Write out the entire listing below exactly as it appears, minus any pictures.
--- Material provided ---
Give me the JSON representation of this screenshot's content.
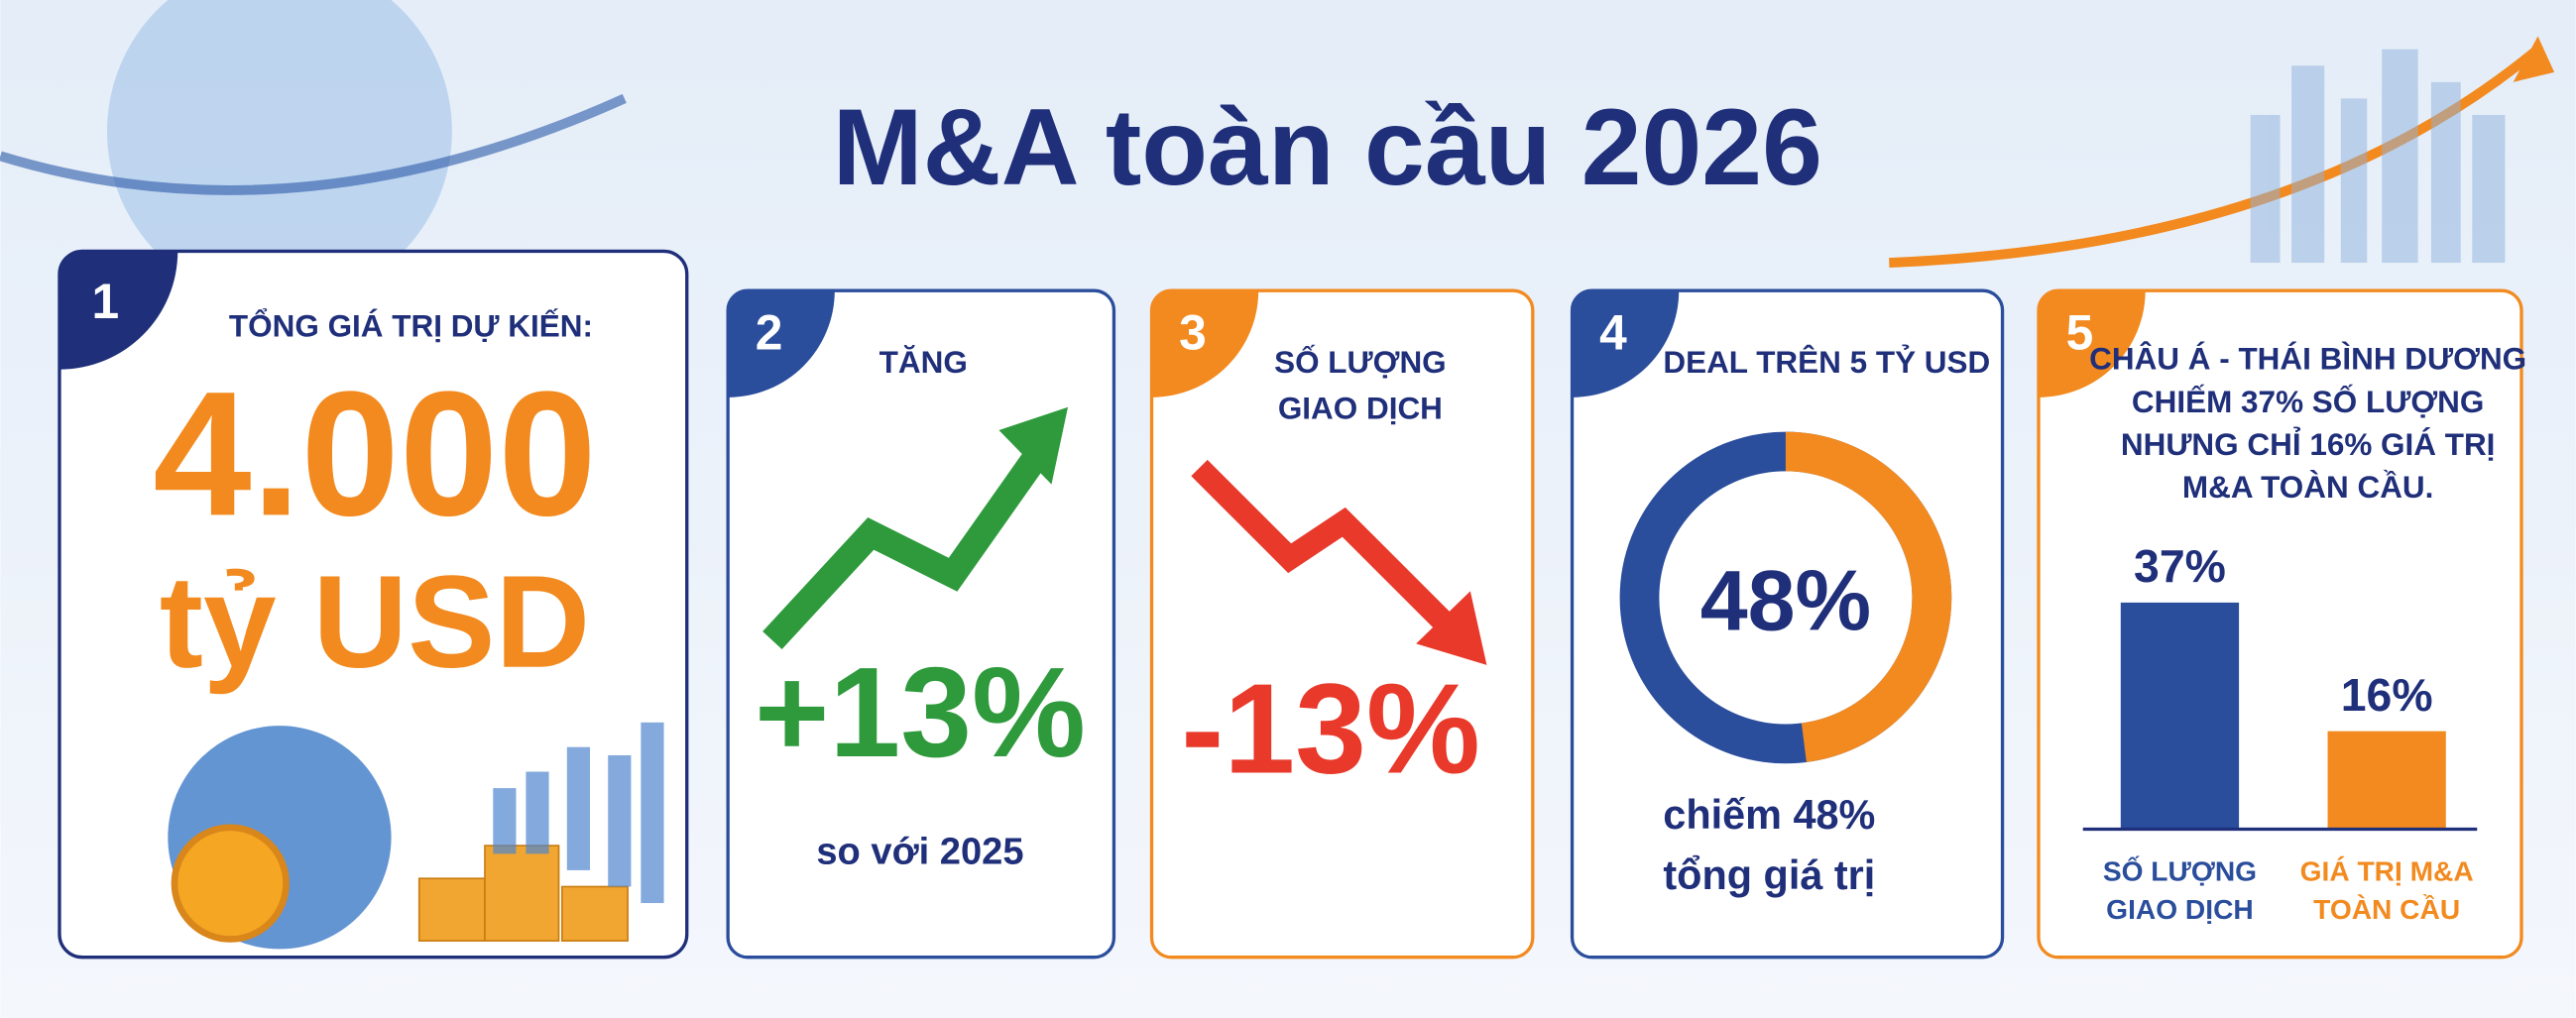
{
  "title": "M&A toàn cầu 2026",
  "cards": [
    {
      "number": "1",
      "heading": "TỔNG GIÁ TRỊ DỰ KIẾN:",
      "value": "4.000",
      "unit": "tỷ USD"
    },
    {
      "number": "2",
      "heading": "TĂNG",
      "value": "+13%",
      "note": "so với 2025"
    },
    {
      "number": "3",
      "heading": [
        "SỐ LƯỢNG",
        "GIAO DỊCH"
      ],
      "value": "-13%"
    },
    {
      "number": "4",
      "heading": "DEAL TRÊN 5 TỶ USD",
      "donut": {
        "value": 48,
        "label": "48%",
        "color": "#f28a1f",
        "track_color": "#2a4d9c"
      },
      "note": [
        "chiếm 48%",
        "tổng giá trị"
      ]
    },
    {
      "number": "5",
      "heading": [
        "CHÂU Á - THÁI BÌNH DƯƠNG",
        "CHIẾM 37% SỐ LƯỢNG",
        "NHƯNG CHỈ 16% GIÁ TRỊ",
        "M&A TOÀN CẦU."
      ],
      "bars": [
        {
          "value": 37,
          "label": "37%",
          "name": [
            "SỐ LƯỢNG",
            "GIAO DỊCH"
          ],
          "color": "#2a4d9c"
        },
        {
          "value": 16,
          "label": "16%",
          "name": [
            "GIÁ TRỊ M&A",
            "TOÀN CẦU"
          ],
          "color": "#f28a1f"
        }
      ]
    }
  ]
}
---
__Output for this task__
Give me the JSON representation of this screenshot's content.
{
  "title": "M&A toàn cầu 2026",
  "cards": [
    {
      "number": "1",
      "heading": "TỔNG GIÁ TRỊ DỰ KIẾN:",
      "value": "4.000",
      "unit": "tỷ USD"
    },
    {
      "number": "2",
      "heading": "TĂNG",
      "value": "+13%",
      "note": "so với 2025"
    },
    {
      "number": "3",
      "heading": [
        "SỐ LƯỢNG",
        "GIAO DỊCH"
      ],
      "value": "-13%"
    },
    {
      "number": "4",
      "heading": "DEAL TRÊN 5 TỶ USD",
      "donut": {
        "value": 48,
        "label": "48%",
        "color": "#f28a1f",
        "track_color": "#2a4d9c"
      },
      "note": [
        "chiếm 48%",
        "tổng giá trị"
      ]
    },
    {
      "number": "5",
      "heading": [
        "CHÂU Á - THÁI BÌNH DƯƠNG",
        "CHIẾM 37% SỐ LƯỢNG",
        "NHƯNG CHỈ 16% GIÁ TRỊ",
        "M&A TOÀN CẦU."
      ],
      "bars": [
        {
          "value": 37,
          "label": "37%",
          "name": [
            "SỐ LƯỢNG",
            "GIAO DỊCH"
          ],
          "color": "#2a4d9c"
        },
        {
          "value": 16,
          "label": "16%",
          "name": [
            "GIÁ TRỊ M&A",
            "TOÀN CẦU"
          ],
          "color": "#f28a1f"
        }
      ]
    }
  ]
}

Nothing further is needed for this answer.